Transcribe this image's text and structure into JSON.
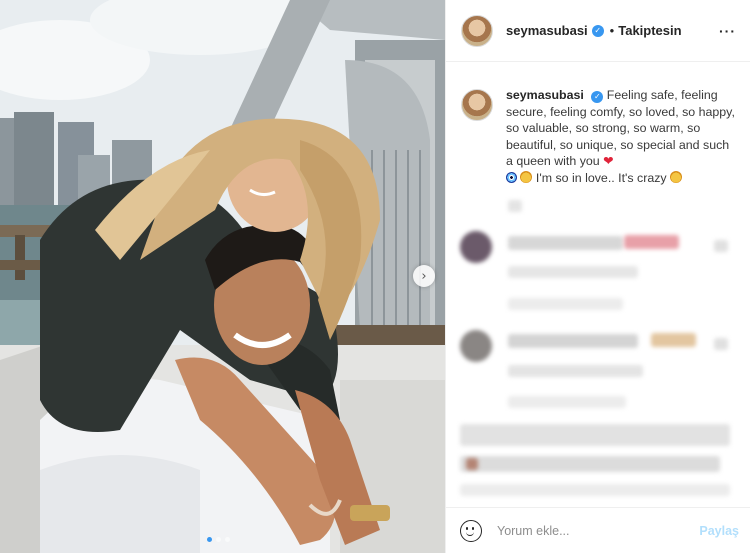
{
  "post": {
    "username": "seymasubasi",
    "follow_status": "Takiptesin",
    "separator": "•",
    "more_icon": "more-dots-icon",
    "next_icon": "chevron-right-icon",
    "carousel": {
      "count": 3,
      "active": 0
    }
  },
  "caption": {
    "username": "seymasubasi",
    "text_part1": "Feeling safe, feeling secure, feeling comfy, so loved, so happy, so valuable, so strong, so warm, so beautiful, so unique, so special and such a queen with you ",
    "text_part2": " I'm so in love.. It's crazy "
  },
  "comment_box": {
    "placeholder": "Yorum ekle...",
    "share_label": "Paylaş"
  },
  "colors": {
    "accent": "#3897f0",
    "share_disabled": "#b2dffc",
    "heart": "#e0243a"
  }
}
=======
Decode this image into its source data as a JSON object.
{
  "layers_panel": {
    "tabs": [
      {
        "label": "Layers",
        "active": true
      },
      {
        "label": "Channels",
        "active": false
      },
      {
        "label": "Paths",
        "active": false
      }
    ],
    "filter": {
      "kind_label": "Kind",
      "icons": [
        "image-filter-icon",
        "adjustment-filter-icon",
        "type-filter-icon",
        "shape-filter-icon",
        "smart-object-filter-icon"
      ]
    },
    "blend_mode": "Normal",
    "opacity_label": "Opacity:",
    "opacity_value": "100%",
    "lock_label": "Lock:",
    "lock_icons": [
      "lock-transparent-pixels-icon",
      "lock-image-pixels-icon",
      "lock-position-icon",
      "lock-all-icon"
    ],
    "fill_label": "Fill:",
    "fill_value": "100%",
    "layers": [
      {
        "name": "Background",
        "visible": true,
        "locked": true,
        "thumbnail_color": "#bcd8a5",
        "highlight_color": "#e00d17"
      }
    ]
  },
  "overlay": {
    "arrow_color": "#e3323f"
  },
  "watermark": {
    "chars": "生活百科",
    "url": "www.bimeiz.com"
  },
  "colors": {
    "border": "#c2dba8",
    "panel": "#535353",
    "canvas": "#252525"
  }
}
=======
▶ [Exercise aim]
Your task is to gather all lines from the entries above that hold the word "pixels".

▶ [Final result]
      "lock-transparent-pixels-icon",
      "lock-image-pixels-icon",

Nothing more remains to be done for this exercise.